>>>

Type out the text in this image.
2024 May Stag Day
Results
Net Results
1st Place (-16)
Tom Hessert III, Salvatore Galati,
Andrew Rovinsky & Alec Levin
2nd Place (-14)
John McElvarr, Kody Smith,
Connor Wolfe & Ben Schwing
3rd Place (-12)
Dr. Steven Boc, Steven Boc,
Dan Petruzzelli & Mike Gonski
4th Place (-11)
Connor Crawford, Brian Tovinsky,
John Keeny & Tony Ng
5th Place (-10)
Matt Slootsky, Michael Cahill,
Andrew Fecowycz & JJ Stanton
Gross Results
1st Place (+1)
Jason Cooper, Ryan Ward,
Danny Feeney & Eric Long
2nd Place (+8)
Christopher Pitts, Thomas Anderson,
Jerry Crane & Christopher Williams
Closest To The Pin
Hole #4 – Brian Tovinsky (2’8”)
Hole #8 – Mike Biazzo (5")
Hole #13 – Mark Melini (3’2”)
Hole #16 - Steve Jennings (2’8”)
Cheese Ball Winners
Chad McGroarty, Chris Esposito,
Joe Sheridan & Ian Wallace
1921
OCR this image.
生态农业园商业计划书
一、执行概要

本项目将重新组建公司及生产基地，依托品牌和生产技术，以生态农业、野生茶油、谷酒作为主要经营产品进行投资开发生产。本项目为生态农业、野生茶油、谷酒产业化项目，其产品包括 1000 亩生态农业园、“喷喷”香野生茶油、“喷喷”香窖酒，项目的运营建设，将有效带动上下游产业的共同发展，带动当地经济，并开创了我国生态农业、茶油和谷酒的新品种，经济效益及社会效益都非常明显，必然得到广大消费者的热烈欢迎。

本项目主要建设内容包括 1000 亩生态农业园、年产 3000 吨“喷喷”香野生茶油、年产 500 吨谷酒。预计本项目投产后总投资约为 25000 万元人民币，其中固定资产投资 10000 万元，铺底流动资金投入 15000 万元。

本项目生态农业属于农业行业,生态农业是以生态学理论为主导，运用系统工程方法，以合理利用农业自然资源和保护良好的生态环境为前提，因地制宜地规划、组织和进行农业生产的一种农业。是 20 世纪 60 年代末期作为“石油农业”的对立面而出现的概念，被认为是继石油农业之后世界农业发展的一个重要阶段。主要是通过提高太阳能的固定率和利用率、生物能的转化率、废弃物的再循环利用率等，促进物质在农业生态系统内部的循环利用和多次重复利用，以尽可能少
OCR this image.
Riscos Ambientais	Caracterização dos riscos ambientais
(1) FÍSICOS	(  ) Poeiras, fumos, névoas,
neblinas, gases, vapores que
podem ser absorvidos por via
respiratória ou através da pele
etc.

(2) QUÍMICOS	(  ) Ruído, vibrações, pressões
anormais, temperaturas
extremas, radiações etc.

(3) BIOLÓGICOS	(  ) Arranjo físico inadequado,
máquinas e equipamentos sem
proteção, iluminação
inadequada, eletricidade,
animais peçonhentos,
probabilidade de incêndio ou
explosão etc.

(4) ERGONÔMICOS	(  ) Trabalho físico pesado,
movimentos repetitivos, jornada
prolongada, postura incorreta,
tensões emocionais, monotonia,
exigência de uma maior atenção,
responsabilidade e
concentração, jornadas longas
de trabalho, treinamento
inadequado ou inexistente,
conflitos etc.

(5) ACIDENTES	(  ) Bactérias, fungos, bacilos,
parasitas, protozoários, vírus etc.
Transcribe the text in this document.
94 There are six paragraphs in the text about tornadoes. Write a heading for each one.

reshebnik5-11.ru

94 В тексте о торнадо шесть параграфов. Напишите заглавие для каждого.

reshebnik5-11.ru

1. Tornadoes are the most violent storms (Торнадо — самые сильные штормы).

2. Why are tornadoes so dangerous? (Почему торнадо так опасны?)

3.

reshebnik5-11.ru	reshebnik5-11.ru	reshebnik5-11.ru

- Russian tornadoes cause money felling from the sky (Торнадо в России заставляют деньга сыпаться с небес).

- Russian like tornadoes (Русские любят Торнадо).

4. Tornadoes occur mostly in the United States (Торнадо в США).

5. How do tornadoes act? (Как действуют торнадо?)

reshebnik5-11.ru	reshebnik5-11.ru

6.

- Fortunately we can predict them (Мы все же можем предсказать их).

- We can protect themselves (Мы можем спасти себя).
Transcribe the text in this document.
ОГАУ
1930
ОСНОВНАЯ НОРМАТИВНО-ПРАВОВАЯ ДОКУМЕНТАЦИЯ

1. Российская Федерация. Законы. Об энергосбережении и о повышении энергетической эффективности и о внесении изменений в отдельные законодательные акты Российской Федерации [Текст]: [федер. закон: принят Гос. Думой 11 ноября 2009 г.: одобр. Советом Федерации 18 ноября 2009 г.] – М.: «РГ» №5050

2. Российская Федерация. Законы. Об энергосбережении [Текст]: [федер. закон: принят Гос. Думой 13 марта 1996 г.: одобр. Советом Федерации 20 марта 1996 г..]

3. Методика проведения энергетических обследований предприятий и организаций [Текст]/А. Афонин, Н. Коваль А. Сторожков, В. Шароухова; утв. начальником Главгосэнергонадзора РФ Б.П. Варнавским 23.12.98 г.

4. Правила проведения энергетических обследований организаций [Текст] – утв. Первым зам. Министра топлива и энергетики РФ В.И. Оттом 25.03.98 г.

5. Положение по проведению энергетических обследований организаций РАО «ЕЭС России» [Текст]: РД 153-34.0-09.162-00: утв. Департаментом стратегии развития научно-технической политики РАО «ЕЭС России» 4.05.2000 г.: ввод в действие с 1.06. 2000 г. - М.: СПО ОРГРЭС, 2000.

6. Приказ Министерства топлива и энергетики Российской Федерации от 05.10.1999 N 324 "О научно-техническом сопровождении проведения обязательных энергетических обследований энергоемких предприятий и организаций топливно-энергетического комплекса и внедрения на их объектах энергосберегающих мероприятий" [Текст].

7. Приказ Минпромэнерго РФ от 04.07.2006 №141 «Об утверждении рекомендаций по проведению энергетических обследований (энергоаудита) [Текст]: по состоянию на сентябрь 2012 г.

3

<<<

▶ _To be done_
All entries shown above should be printed again exactly.

▶ _Result_
Type out the text in this image.
2024 May Stag Day
Results
Net Results
1st Place (-16)
Tom Hessert III, Salvatore Galati,
Andrew Rovinsky & Alec Levin
2nd Place (-14)
John McElvarr, Kody Smith,
Connor Wolfe & Ben Schwing
3rd Place (-12)
Dr. Steven Boc, Steven Boc,
Dan Petruzzelli & Mike Gonski
4th Place (-11)
Connor Crawford, Brian Tovinsky,
John Keeny & Tony Ng
5th Place (-10)
Matt Slootsky, Michael Cahill,
Andrew Fecowycz & JJ Stanton
Gross Results
1st Place (+1)
Jason Cooper, Ryan Ward,
Danny Feeney & Eric Long
2nd Place (+8)
Christopher Pitts, Thomas Anderson,
Jerry Crane & Christopher Williams
Closest To The Pin
Hole #4 – Brian Tovinsky (2’8”)
Hole #8 – Mike Biazzo (5")
Hole #13 – Mark Melini (3’2”)
Hole #16 - Steve Jennings (2’8”)
Cheese Ball Winners
Chad McGroarty, Chris Esposito,
Joe Sheridan & Ian Wallace
1921
OCR this image.
生态农业园商业计划书
一、执行概要

本项目将重新组建公司及生产基地，依托品牌和生产技术，以生态农业、野生茶油、谷酒作为主要经营产品进行投资开发生产。本项目为生态农业、野生茶油、谷酒产业化项目，其产品包括 1000 亩生态农业园、“喷喷”香野生茶油、“喷喷”香窖酒，项目的运营建设，将有效带动上下游产业的共同发展，带动当地经济，并开创了我国生态农业、茶油和谷酒的新品种，经济效益及社会效益都非常明显，必然得到广大消费者的热烈欢迎。

本项目主要建设内容包括 1000 亩生态农业园、年产 3000 吨“喷喷”香野生茶油、年产 500 吨谷酒。预计本项目投产后总投资约为 25000 万元人民币，其中固定资产投资 10000 万元，铺底流动资金投入 15000 万元。

本项目生态农业属于农业行业,生态农业是以生态学理论为主导，运用系统工程方法，以合理利用农业自然资源和保护良好的生态环境为前提，因地制宜地规划、组织和进行农业生产的一种农业。是 20 世纪 60 年代末期作为“石油农业”的对立面而出现的概念，被认为是继石油农业之后世界农业发展的一个重要阶段。主要是通过提高太阳能的固定率和利用率、生物能的转化率、废弃物的再循环利用率等，促进物质在农业生态系统内部的循环利用和多次重复利用，以尽可能少
OCR this image.
Riscos Ambientais	Caracterização dos riscos ambientais
(1) FÍSICOS	(  ) Poeiras, fumos, névoas,
neblinas, gases, vapores que
podem ser absorvidos por via
respiratória ou através da pele
etc.

(2) QUÍMICOS	(  ) Ruído, vibrações, pressões
anormais, temperaturas
extremas, radiações etc.

(3) BIOLÓGICOS	(  ) Arranjo físico inadequado,
máquinas e equipamentos sem
proteção, iluminação
inadequada, eletricidade,
animais peçonhentos,
probabilidade de incêndio ou
explosão etc.

(4) ERGONÔMICOS	(  ) Trabalho físico pesado,
movimentos repetitivos, jornada
prolongada, postura incorreta,
tensões emocionais, monotonia,
exigência de uma maior atenção,
responsabilidade e
concentração, jornadas longas
de trabalho, treinamento
inadequado ou inexistente,
conflitos etc.

(5) ACIDENTES	(  ) Bactérias, fungos, bacilos,
parasitas, protozoários, vírus etc.
Transcribe the text in this document.
94 There are six paragraphs in the text about tornadoes. Write a heading for each one.

reshebnik5-11.ru

94 В тексте о торнадо шесть параграфов. Напишите заглавие для каждого.

reshebnik5-11.ru

1. Tornadoes are the most violent storms (Торнадо — самые сильные штормы).

2. Why are tornadoes so dangerous? (Почему торнадо так опасны?)

3.

reshebnik5-11.ru	reshebnik5-11.ru	reshebnik5-11.ru

- Russian tornadoes cause money felling from the sky (Торнадо в России заставляют деньга сыпаться с небес).

- Russian like tornadoes (Русские любят Торнадо).

4. Tornadoes occur mostly in the United States (Торнадо в США).

5. How do tornadoes act? (Как действуют торнадо?)

reshebnik5-11.ru	reshebnik5-11.ru

6.

- Fortunately we can predict them (Мы все же можем предсказать их).

- We can protect themselves (Мы можем спасти себя).
Transcribe the text in this document.
ОГАУ
1930
ОСНОВНАЯ НОРМАТИВНО-ПРАВОВАЯ ДОКУМЕНТАЦИЯ

1. Российская Федерация. Законы. Об энергосбережении и о повышении энергетической эффективности и о внесении изменений в отдельные законодательные акты Российской Федерации [Текст]: [федер. закон: принят Гос. Думой 11 ноября 2009 г.: одобр. Советом Федерации 18 ноября 2009 г.] – М.: «РГ» №5050

2. Российская Федерация. Законы. Об энергосбережении [Текст]: [федер. закон: принят Гос. Думой 13 марта 1996 г.: одобр. Советом Федерации 20 марта 1996 г..]

3. Методика проведения энергетических обследований предприятий и организаций [Текст]/А. Афонин, Н. Коваль А. Сторожков, В. Шароухова; утв. начальником Главгосэнергонадзора РФ Б.П. Варнавским 23.12.98 г.

4. Правила проведения энергетических обследований организаций [Текст] – утв. Первым зам. Министра топлива и энергетики РФ В.И. Оттом 25.03.98 г.

5. Положение по проведению энергетических обследований организаций РАО «ЕЭС России» [Текст]: РД 153-34.0-09.162-00: утв. Департаментом стратегии развития научно-технической политики РАО «ЕЭС России» 4.05.2000 г.: ввод в действие с 1.06. 2000 г. - М.: СПО ОРГРЭС, 2000.

6. Приказ Министерства топлива и энергетики Российской Федерации от 05.10.1999 N 324 "О научно-техническом сопровождении проведения обязательных энергетических обследований энергоемких предприятий и организаций топливно-энергетического комплекса и внедрения на их объектах энергосберегающих мероприятий" [Текст].

7. Приказ Минпромэнерго РФ от 04.07.2006 №141 «Об утверждении рекомендаций по проведению энергетических обследований (энергоаудита) [Текст]: по состоянию на сентябрь 2012 г.

3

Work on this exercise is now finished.